Restate the full listing word for word and leave the pictures out.

ITEMS >>
--- start ---
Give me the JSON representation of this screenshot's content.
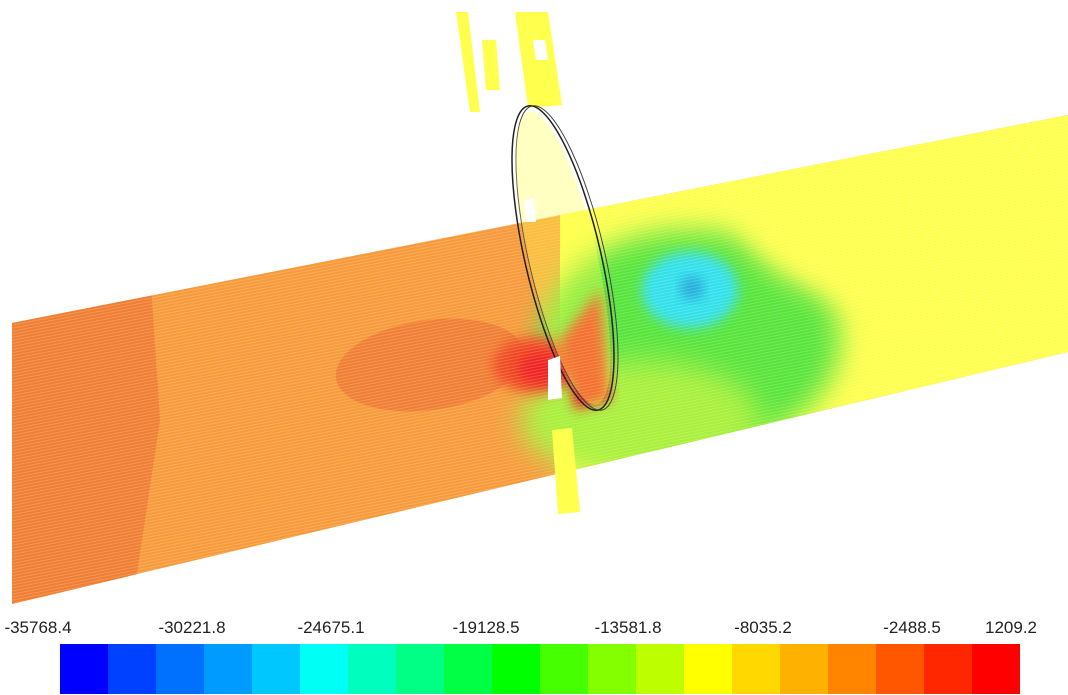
{
  "legend": {
    "labels": [
      "-35768.4",
      "-30221.8",
      "-24675.1",
      "-19128.5",
      "-13581.8",
      "-8035.2",
      "-2488.5",
      "1209.2"
    ],
    "colors": [
      "#0000ff",
      "#0041ff",
      "#0070ff",
      "#009bff",
      "#00c8ff",
      "#00fff4",
      "#00ffbf",
      "#00ff84",
      "#00ff45",
      "#00ff00",
      "#46ff00",
      "#84ff00",
      "#bdff00",
      "#ffff00",
      "#ffd800",
      "#ffb100",
      "#ff8400",
      "#ff5600",
      "#ff2700",
      "#ff0000"
    ]
  },
  "field_colors": {
    "inlet_far": "#f07f33",
    "inlet": "#f79a3a",
    "inlet_near": "#f9ab3f",
    "outlet": "#ffff4d",
    "wake_green": "#57e43a",
    "wake_mid": "#a9f03b",
    "vortex_cyan": "#33e0ec",
    "vortex_core": "#22a9d9",
    "stagnation": "#ee2020",
    "stagnation_inner": "#f04a23"
  }
}
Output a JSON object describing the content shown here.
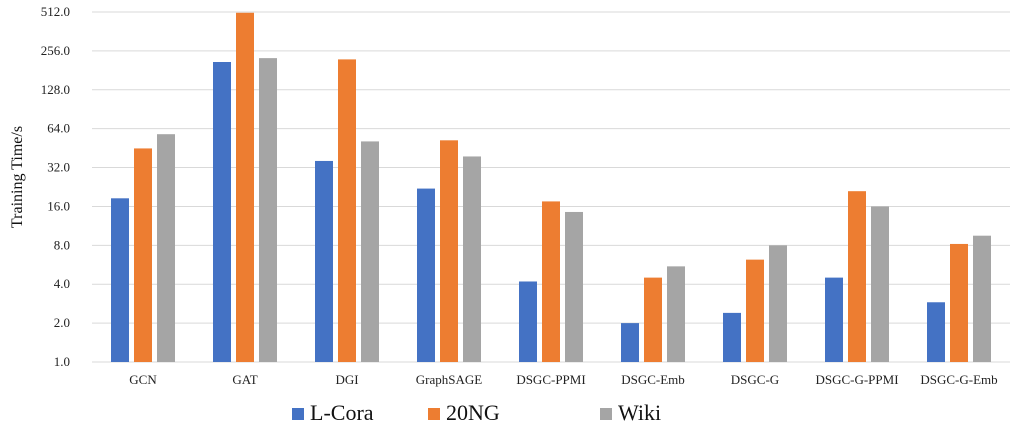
{
  "chart_data": {
    "type": "bar",
    "ylabel": "Training Time/s",
    "yscale": "log2",
    "ylim": [
      1.0,
      512.0
    ],
    "yticks": [
      "1.0",
      "2.0",
      "4.0",
      "8.0",
      "16.0",
      "32.0",
      "64.0",
      "128.0",
      "256.0",
      "512.0"
    ],
    "grid": true,
    "legend_position": "bottom",
    "categories": [
      "GCN",
      "GAT",
      "DGI",
      "GraphSAGE",
      "DSGC-PPMI",
      "DSGC-Emb",
      "DSGC-G",
      "DSGC-G-PPMI",
      "DSGC-G-Emb"
    ],
    "series": [
      {
        "name": "L-Cora",
        "color": "#4472C4",
        "values": [
          18.5,
          210,
          36,
          22,
          4.2,
          2.0,
          2.4,
          4.5,
          2.9
        ]
      },
      {
        "name": "20NG",
        "color": "#ED7D31",
        "values": [
          45,
          505,
          220,
          52,
          17.5,
          4.5,
          6.2,
          21,
          8.2
        ]
      },
      {
        "name": "Wiki",
        "color": "#A5A5A5",
        "values": [
          58,
          225,
          51,
          39,
          14.5,
          5.5,
          8.0,
          16,
          9.5
        ]
      }
    ]
  }
}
--- end ---
ANSWER TO THIS EXERCISE >>
Give me the JSON representation of this screenshot's content.
{
  "legend": {
    "labels": [
      "-35768.4",
      "-30221.8",
      "-24675.1",
      "-19128.5",
      "-13581.8",
      "-8035.2",
      "-2488.5",
      "1209.2"
    ],
    "colors": [
      "#0000ff",
      "#0041ff",
      "#0070ff",
      "#009bff",
      "#00c8ff",
      "#00fff4",
      "#00ffbf",
      "#00ff84",
      "#00ff45",
      "#00ff00",
      "#46ff00",
      "#84ff00",
      "#bdff00",
      "#ffff00",
      "#ffd800",
      "#ffb100",
      "#ff8400",
      "#ff5600",
      "#ff2700",
      "#ff0000"
    ]
  },
  "field_colors": {
    "inlet_far": "#f07f33",
    "inlet": "#f79a3a",
    "inlet_near": "#f9ab3f",
    "outlet": "#ffff4d",
    "wake_green": "#57e43a",
    "wake_mid": "#a9f03b",
    "vortex_cyan": "#33e0ec",
    "vortex_core": "#22a9d9",
    "stagnation": "#ee2020",
    "stagnation_inner": "#f04a23"
  }
}
Output a JSON object describing the content shown here.
{
  "chart_data": {
    "type": "bar",
    "ylabel": "Training Time/s",
    "yscale": "log2",
    "ylim": [
      1.0,
      512.0
    ],
    "yticks": [
      "1.0",
      "2.0",
      "4.0",
      "8.0",
      "16.0",
      "32.0",
      "64.0",
      "128.0",
      "256.0",
      "512.0"
    ],
    "grid": true,
    "legend_position": "bottom",
    "categories": [
      "GCN",
      "GAT",
      "DGI",
      "GraphSAGE",
      "DSGC-PPMI",
      "DSGC-Emb",
      "DSGC-G",
      "DSGC-G-PPMI",
      "DSGC-G-Emb"
    ],
    "series": [
      {
        "name": "L-Cora",
        "color": "#4472C4",
        "values": [
          18.5,
          210,
          36,
          22,
          4.2,
          2.0,
          2.4,
          4.5,
          2.9
        ]
      },
      {
        "name": "20NG",
        "color": "#ED7D31",
        "values": [
          45,
          505,
          220,
          52,
          17.5,
          4.5,
          6.2,
          21,
          8.2
        ]
      },
      {
        "name": "Wiki",
        "color": "#A5A5A5",
        "values": [
          58,
          225,
          51,
          39,
          14.5,
          5.5,
          8.0,
          16,
          9.5
        ]
      }
    ]
  }
}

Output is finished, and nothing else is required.